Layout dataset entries
-- start --
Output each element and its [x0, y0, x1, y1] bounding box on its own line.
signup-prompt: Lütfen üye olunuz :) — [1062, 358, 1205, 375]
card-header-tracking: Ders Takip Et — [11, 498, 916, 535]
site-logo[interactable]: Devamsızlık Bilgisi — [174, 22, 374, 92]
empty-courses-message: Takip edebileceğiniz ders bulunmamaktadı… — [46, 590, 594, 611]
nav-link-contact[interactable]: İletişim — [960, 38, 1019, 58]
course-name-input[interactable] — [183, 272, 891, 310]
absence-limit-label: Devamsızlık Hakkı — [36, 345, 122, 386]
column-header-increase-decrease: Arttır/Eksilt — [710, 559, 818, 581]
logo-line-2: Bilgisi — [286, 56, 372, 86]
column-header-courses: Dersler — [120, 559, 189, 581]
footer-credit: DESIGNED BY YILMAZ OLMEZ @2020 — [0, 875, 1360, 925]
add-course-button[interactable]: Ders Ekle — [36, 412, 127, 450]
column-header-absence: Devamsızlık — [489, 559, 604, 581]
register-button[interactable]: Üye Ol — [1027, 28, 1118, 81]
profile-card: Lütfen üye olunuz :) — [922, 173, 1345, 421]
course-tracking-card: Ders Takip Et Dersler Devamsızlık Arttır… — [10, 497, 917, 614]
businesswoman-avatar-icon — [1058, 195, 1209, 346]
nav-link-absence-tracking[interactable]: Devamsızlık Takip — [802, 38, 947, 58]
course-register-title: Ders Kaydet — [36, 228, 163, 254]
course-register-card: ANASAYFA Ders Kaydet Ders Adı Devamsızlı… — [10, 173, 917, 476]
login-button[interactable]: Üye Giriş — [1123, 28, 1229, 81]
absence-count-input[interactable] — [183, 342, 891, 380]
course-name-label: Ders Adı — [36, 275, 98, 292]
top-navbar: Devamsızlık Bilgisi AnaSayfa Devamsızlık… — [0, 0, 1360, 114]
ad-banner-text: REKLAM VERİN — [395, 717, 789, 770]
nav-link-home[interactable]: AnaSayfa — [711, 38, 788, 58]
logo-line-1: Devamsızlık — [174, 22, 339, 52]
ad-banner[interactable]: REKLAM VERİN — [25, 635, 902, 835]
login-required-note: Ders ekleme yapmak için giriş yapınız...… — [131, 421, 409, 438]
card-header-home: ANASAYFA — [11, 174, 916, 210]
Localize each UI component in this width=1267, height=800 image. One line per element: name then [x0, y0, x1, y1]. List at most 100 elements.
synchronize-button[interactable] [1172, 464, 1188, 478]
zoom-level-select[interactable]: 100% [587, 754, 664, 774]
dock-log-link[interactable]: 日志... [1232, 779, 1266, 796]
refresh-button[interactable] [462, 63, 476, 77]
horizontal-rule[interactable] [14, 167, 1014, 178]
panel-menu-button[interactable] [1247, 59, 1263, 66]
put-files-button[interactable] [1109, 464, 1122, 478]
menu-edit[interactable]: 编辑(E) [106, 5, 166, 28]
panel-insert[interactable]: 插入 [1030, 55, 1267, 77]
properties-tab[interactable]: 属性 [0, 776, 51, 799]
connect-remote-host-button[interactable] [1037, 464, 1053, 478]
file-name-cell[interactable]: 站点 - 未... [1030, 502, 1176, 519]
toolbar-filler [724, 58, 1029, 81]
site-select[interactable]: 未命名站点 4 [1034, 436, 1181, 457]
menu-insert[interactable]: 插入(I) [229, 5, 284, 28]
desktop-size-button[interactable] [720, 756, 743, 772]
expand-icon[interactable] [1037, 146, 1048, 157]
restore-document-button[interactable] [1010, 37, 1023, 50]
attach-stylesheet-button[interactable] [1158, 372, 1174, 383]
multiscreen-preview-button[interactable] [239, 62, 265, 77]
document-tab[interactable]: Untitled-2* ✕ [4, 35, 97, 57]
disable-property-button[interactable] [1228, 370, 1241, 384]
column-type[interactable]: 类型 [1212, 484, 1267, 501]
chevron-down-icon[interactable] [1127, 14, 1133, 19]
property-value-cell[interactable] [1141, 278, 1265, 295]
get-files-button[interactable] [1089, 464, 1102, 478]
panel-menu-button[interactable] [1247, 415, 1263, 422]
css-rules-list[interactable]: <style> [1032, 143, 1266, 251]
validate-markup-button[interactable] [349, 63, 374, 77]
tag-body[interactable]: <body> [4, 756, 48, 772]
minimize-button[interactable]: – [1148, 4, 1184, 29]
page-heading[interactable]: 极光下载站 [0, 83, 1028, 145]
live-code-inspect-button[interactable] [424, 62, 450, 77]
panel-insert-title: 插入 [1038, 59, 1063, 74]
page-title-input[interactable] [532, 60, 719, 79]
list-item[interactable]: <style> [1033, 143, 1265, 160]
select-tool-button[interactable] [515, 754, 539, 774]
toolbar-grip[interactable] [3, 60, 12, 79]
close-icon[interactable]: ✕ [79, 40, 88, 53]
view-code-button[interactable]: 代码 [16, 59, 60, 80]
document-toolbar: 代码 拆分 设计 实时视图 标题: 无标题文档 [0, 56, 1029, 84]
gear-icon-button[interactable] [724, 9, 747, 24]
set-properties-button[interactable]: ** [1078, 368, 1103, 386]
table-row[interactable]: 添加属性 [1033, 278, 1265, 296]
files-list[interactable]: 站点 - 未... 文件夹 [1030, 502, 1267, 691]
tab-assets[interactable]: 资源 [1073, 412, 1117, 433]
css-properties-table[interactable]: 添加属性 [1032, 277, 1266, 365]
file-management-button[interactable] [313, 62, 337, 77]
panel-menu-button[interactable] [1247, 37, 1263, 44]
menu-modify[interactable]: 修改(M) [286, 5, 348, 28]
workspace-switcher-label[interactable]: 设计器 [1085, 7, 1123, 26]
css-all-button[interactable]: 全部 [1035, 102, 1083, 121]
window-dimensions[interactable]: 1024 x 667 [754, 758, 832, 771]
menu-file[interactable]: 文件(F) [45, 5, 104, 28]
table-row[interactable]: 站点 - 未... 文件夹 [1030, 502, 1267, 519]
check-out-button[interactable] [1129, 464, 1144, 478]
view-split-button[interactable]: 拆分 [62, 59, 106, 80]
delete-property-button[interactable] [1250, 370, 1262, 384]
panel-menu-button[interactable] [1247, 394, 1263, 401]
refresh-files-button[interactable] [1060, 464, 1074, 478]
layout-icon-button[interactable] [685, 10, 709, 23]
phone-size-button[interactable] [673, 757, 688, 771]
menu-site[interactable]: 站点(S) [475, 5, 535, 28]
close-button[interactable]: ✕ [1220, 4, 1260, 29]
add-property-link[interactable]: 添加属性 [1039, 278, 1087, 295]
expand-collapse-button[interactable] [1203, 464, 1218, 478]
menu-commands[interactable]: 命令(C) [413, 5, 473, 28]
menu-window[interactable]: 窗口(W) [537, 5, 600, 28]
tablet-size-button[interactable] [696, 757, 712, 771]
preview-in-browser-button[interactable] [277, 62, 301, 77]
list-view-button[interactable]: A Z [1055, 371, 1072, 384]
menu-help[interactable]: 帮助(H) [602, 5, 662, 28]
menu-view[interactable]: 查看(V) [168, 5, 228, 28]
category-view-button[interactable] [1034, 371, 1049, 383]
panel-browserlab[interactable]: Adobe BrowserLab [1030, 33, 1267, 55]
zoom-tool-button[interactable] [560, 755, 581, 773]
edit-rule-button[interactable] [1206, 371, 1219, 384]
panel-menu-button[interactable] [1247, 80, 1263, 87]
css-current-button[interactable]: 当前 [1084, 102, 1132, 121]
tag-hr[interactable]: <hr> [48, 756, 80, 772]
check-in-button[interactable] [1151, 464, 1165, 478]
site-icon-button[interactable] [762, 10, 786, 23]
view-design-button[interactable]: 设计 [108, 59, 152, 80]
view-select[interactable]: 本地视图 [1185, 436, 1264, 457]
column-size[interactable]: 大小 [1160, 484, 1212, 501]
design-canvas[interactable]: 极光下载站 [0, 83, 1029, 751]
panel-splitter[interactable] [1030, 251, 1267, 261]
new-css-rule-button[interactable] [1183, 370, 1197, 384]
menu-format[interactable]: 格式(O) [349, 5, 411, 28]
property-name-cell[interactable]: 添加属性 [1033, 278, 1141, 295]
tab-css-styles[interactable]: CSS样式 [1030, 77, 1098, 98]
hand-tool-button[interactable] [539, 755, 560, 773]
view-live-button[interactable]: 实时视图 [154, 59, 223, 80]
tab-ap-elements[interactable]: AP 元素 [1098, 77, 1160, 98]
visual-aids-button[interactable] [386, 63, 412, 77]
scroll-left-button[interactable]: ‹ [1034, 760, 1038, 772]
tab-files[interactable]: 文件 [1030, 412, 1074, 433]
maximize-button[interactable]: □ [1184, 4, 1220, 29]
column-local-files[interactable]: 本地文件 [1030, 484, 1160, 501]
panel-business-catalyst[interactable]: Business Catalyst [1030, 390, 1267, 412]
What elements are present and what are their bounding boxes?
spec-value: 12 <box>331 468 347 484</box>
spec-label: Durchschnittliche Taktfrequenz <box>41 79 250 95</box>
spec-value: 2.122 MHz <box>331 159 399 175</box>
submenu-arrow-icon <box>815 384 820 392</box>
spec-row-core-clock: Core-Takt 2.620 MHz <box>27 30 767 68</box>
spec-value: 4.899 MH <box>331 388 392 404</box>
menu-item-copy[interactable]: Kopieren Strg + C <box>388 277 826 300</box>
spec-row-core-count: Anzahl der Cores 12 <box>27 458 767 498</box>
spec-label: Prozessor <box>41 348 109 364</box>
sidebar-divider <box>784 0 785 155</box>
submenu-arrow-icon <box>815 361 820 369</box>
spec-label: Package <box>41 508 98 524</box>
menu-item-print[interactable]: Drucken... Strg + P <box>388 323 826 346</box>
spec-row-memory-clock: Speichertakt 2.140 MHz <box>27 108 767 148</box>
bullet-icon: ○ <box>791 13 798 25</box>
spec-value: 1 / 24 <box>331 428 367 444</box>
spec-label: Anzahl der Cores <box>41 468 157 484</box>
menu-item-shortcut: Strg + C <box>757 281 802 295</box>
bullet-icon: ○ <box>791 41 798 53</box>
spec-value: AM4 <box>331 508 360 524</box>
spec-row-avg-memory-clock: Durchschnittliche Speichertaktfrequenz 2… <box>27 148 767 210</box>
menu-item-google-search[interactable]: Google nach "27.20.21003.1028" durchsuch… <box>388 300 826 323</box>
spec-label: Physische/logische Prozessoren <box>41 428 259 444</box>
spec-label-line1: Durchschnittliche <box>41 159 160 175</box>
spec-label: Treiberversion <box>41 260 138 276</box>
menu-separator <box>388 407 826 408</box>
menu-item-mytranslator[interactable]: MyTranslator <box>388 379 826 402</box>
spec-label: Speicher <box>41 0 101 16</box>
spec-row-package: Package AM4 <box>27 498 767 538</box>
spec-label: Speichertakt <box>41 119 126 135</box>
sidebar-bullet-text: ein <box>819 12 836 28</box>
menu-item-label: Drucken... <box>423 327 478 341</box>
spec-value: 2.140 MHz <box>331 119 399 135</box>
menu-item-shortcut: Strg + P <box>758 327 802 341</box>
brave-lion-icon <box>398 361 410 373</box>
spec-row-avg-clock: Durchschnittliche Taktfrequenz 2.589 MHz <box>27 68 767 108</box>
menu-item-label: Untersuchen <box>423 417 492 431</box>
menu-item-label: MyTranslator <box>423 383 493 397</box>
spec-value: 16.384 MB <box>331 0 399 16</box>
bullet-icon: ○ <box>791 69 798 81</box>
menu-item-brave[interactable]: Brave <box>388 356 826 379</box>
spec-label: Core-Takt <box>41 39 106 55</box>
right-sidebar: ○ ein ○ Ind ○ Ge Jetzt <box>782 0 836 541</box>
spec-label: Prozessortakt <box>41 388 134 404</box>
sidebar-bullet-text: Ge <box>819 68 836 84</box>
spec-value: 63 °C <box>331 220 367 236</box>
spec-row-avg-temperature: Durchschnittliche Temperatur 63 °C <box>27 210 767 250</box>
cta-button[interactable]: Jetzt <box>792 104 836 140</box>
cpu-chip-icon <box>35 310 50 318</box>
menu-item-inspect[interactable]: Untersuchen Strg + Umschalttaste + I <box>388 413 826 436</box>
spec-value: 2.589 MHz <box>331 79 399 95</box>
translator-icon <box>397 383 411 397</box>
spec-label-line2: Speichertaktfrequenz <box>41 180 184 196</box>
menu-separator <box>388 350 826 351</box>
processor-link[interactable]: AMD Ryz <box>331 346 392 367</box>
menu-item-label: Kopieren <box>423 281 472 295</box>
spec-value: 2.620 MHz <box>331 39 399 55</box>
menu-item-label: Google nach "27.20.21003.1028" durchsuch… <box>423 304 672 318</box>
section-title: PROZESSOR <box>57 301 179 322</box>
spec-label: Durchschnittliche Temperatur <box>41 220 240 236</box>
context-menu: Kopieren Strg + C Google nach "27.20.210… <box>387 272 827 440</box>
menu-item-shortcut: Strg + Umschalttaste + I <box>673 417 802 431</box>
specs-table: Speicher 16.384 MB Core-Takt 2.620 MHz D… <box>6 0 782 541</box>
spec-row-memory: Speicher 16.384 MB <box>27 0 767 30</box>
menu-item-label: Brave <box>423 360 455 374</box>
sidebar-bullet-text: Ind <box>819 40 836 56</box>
-- end --
PROBLEM DESCRIPTION. Can you repeat the records word for word, from their very start through the line containing "logo-line-1: Devamsızlık — [174, 22, 339, 52]", including that line?

EXPECTED ANSWER.
Output each element and its [x0, y0, x1, y1] bounding box on its own line.
signup-prompt: Lütfen üye olunuz :) — [1062, 358, 1205, 375]
card-header-tracking: Ders Takip Et — [11, 498, 916, 535]
site-logo[interactable]: Devamsızlık Bilgisi — [174, 22, 374, 92]
empty-courses-message: Takip edebileceğiniz ders bulunmamaktadı… — [46, 590, 594, 611]
nav-link-contact[interactable]: İletişim — [960, 38, 1019, 58]
course-name-input[interactable] — [183, 272, 891, 310]
absence-limit-label: Devamsızlık Hakkı — [36, 345, 122, 386]
column-header-increase-decrease: Arttır/Eksilt — [710, 559, 818, 581]
logo-line-2: Bilgisi — [286, 56, 372, 86]
column-header-courses: Dersler — [120, 559, 189, 581]
footer-credit: DESIGNED BY YILMAZ OLMEZ @2020 — [0, 875, 1360, 925]
add-course-button[interactable]: Ders Ekle — [36, 412, 127, 450]
column-header-absence: Devamsızlık — [489, 559, 604, 581]
register-button[interactable]: Üye Ol — [1027, 28, 1118, 81]
profile-card: Lütfen üye olunuz :) — [922, 173, 1345, 421]
course-tracking-card: Ders Takip Et Dersler Devamsızlık Arttır… — [10, 497, 917, 614]
businesswoman-avatar-icon — [1058, 195, 1209, 346]
nav-link-absence-tracking[interactable]: Devamsızlık Takip — [802, 38, 947, 58]
course-register-title: Ders Kaydet — [36, 228, 163, 254]
course-register-card: ANASAYFA Ders Kaydet Ders Adı Devamsızlı… — [10, 173, 917, 476]
login-button[interactable]: Üye Giriş — [1123, 28, 1229, 81]
absence-count-input[interactable] — [183, 342, 891, 380]
course-name-label: Ders Adı — [36, 275, 98, 292]
top-navbar: Devamsızlık Bilgisi AnaSayfa Devamsızlık… — [0, 0, 1360, 114]
ad-banner-text: REKLAM VERİN — [395, 717, 789, 770]
nav-link-home[interactable]: AnaSayfa — [711, 38, 788, 58]
logo-line-1: Devamsızlık — [174, 22, 339, 52]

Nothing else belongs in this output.